▸ STATED GOAL: Where a line holds the string "term", return that line.

(Recorded data)
──────────
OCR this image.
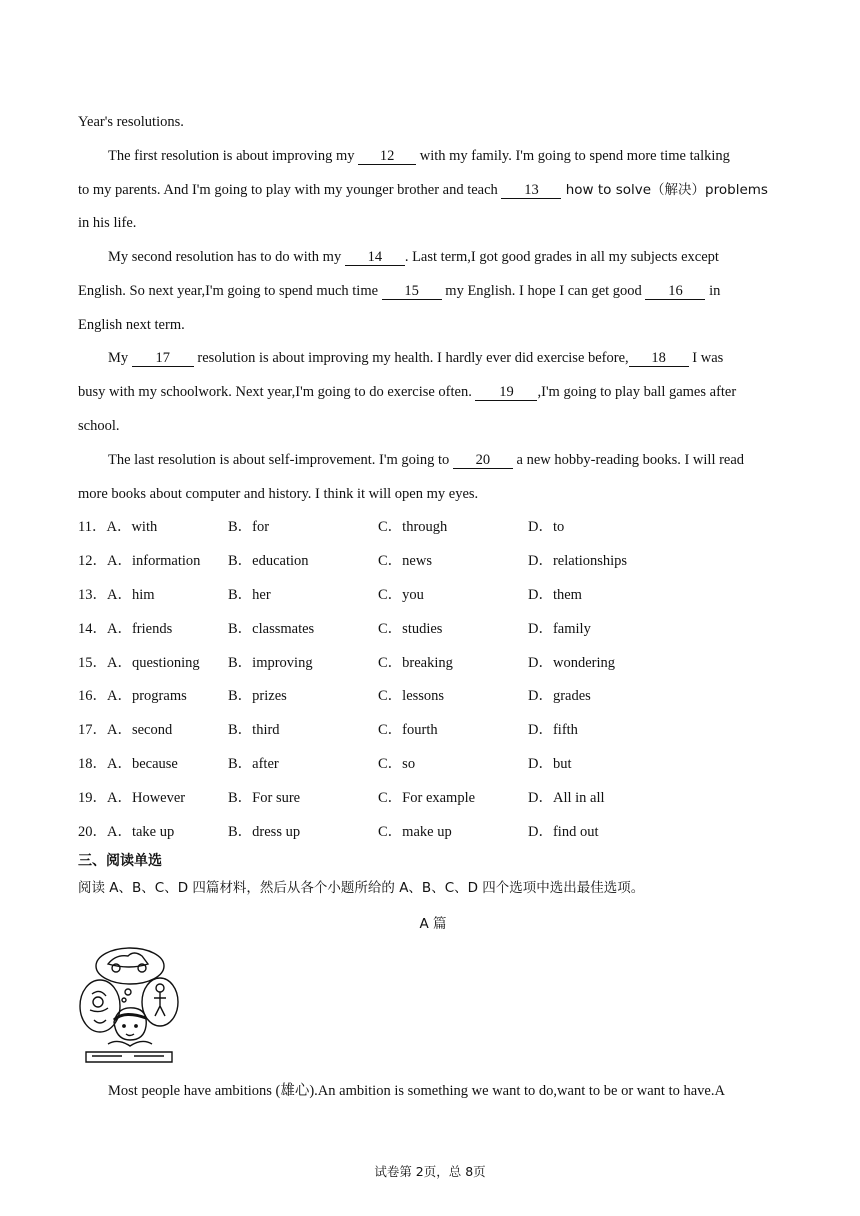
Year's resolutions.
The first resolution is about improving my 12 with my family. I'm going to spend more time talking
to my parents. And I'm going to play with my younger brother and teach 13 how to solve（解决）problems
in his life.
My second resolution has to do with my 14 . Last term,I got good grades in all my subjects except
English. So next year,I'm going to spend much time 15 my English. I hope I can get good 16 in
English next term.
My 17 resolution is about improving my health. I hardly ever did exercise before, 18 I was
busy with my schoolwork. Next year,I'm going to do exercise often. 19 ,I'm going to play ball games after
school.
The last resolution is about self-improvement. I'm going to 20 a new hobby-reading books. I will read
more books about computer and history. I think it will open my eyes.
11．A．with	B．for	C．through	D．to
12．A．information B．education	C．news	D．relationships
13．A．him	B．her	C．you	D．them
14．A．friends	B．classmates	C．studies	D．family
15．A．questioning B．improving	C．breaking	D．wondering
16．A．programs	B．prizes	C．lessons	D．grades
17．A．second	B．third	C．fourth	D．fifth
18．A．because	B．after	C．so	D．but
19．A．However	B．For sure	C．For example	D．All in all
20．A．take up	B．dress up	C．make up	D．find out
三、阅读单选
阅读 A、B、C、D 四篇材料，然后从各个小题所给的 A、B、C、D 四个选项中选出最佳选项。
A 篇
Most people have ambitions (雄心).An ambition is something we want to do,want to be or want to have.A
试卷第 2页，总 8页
──────────
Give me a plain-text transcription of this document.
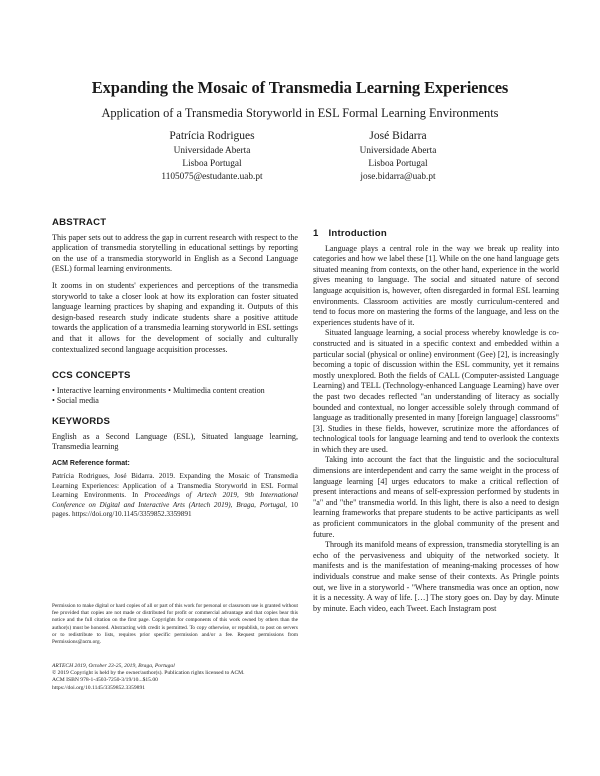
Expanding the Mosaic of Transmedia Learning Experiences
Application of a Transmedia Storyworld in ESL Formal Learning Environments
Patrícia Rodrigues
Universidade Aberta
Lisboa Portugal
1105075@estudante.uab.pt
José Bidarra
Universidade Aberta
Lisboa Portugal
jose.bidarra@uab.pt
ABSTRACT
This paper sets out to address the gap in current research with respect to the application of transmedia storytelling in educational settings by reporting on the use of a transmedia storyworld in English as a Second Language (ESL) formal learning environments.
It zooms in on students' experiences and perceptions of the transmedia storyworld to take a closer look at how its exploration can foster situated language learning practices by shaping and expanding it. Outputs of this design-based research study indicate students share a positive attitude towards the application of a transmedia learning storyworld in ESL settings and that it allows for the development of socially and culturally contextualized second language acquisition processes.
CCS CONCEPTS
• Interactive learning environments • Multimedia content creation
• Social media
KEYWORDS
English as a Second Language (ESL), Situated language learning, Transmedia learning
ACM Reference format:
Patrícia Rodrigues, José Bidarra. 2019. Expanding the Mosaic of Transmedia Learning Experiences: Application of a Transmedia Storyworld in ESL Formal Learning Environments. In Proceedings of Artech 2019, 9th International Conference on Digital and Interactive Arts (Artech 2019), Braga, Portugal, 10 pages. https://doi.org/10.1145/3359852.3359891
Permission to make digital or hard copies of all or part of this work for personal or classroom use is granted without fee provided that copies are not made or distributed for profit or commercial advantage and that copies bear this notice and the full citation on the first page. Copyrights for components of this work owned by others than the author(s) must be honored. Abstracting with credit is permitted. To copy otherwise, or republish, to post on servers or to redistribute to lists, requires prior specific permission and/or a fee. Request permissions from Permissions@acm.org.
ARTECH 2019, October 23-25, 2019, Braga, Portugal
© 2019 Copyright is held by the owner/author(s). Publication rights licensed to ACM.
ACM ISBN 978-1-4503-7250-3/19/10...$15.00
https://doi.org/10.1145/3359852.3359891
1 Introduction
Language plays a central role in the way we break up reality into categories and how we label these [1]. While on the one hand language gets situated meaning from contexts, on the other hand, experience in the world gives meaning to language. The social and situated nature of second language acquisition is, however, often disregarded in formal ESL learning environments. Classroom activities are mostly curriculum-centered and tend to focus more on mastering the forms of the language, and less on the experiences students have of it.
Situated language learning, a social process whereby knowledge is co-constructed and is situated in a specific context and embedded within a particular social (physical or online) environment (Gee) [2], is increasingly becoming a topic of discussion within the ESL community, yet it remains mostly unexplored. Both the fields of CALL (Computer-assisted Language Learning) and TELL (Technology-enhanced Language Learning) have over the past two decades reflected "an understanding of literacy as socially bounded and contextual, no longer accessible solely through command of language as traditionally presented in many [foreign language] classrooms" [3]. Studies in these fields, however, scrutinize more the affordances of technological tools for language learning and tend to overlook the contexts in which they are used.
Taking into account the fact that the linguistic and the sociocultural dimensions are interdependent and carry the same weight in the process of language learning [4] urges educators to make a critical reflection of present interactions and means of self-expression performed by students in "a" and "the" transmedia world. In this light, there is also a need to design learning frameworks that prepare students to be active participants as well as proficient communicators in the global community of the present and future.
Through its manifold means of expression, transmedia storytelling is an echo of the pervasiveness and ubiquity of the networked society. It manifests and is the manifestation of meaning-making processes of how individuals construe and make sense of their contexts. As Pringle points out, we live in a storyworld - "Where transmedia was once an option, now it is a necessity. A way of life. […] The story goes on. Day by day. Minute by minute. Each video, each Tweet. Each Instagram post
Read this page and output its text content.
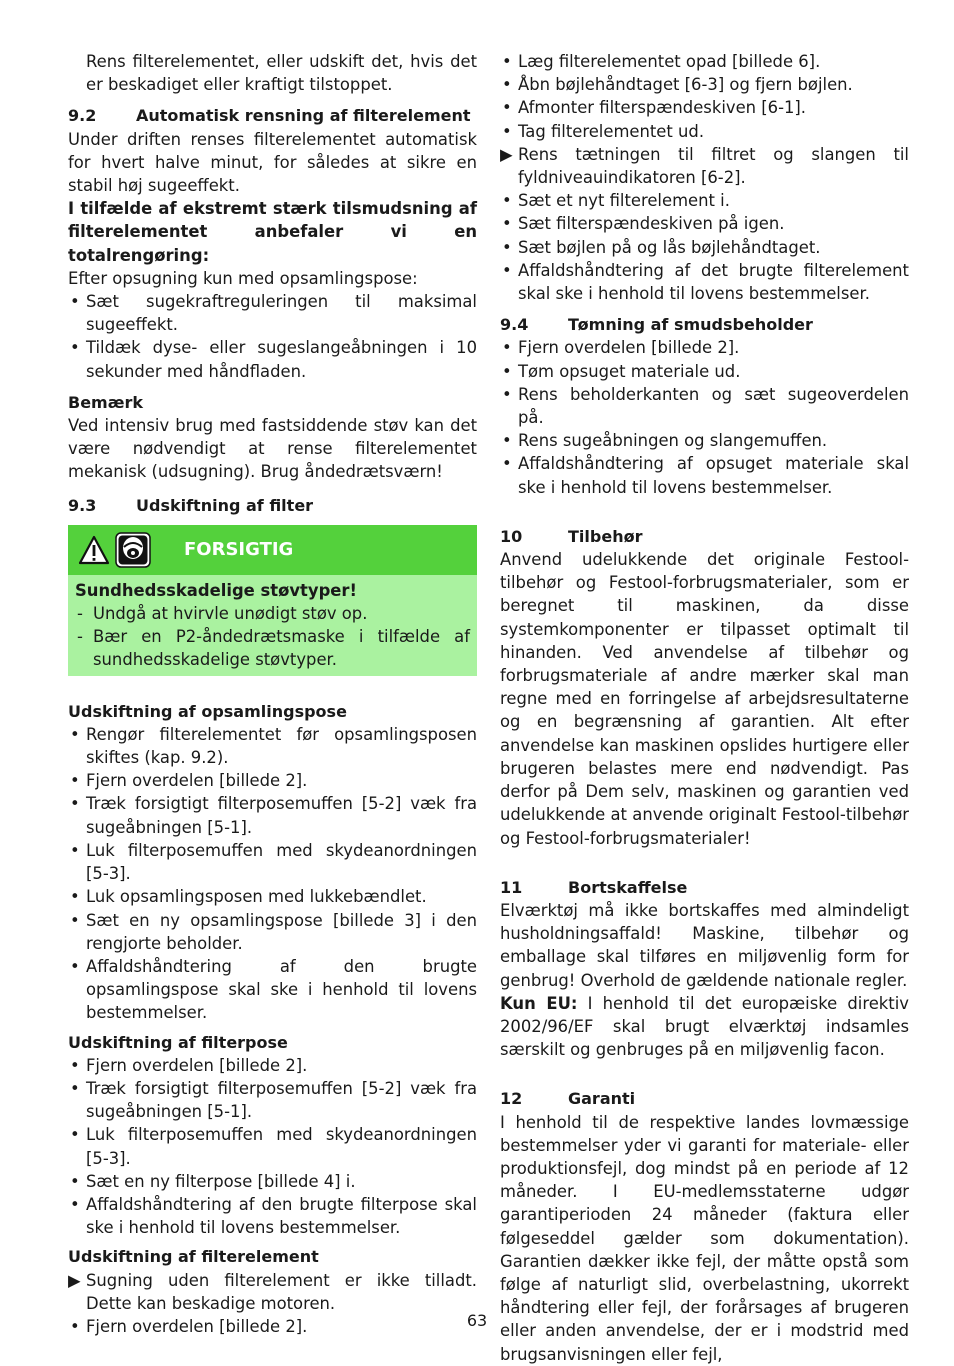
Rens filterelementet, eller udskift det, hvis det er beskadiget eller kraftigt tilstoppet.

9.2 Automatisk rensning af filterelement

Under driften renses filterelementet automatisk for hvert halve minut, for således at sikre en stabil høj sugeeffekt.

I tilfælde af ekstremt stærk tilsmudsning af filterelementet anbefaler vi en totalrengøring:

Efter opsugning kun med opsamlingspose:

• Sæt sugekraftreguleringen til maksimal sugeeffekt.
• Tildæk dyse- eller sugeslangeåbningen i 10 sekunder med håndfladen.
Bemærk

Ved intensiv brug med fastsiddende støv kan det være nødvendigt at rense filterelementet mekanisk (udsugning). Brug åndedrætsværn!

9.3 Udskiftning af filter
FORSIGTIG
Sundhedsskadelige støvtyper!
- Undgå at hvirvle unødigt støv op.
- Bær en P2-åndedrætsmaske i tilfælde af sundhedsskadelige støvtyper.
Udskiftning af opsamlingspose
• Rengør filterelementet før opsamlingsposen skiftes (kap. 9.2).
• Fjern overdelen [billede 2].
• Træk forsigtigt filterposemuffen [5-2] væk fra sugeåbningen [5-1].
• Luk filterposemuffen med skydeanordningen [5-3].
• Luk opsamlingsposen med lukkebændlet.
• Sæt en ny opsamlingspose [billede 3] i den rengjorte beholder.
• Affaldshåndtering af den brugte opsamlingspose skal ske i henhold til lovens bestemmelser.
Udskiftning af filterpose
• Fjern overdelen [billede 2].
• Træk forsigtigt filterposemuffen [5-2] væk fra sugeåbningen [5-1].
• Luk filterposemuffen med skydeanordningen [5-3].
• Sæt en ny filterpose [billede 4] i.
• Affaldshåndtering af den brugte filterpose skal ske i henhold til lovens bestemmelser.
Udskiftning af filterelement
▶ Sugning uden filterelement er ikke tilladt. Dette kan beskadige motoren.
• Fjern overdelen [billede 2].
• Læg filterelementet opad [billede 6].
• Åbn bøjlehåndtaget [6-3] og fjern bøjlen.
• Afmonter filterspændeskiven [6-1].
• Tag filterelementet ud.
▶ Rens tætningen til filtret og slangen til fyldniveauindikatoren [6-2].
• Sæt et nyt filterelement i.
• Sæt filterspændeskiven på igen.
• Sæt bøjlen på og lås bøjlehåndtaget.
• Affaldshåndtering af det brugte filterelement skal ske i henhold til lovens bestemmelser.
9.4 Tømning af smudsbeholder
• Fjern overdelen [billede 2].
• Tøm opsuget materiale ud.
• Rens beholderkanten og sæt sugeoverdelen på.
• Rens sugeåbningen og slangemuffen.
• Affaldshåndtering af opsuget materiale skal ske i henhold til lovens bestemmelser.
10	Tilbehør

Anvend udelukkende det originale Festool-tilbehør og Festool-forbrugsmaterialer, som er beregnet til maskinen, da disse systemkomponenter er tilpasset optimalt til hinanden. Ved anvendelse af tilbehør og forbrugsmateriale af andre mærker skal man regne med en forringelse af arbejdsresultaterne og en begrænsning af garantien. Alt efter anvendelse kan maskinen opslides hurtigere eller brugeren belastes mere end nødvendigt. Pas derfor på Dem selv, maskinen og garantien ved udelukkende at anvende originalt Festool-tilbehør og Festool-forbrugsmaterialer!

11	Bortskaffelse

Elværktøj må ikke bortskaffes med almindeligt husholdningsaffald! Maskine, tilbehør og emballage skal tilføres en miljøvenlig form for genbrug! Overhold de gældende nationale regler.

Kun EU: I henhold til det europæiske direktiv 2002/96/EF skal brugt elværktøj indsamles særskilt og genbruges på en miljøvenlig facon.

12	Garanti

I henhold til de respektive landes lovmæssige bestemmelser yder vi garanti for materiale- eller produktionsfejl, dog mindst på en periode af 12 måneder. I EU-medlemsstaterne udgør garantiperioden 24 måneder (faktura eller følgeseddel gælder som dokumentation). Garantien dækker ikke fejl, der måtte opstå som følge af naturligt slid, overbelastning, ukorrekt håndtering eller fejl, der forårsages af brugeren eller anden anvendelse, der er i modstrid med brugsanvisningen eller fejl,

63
──────────
▸ WRITTEN ANSWER:
My second resolution has to do with my 14 . Last term,I got good grades in all my subjects except
English next term.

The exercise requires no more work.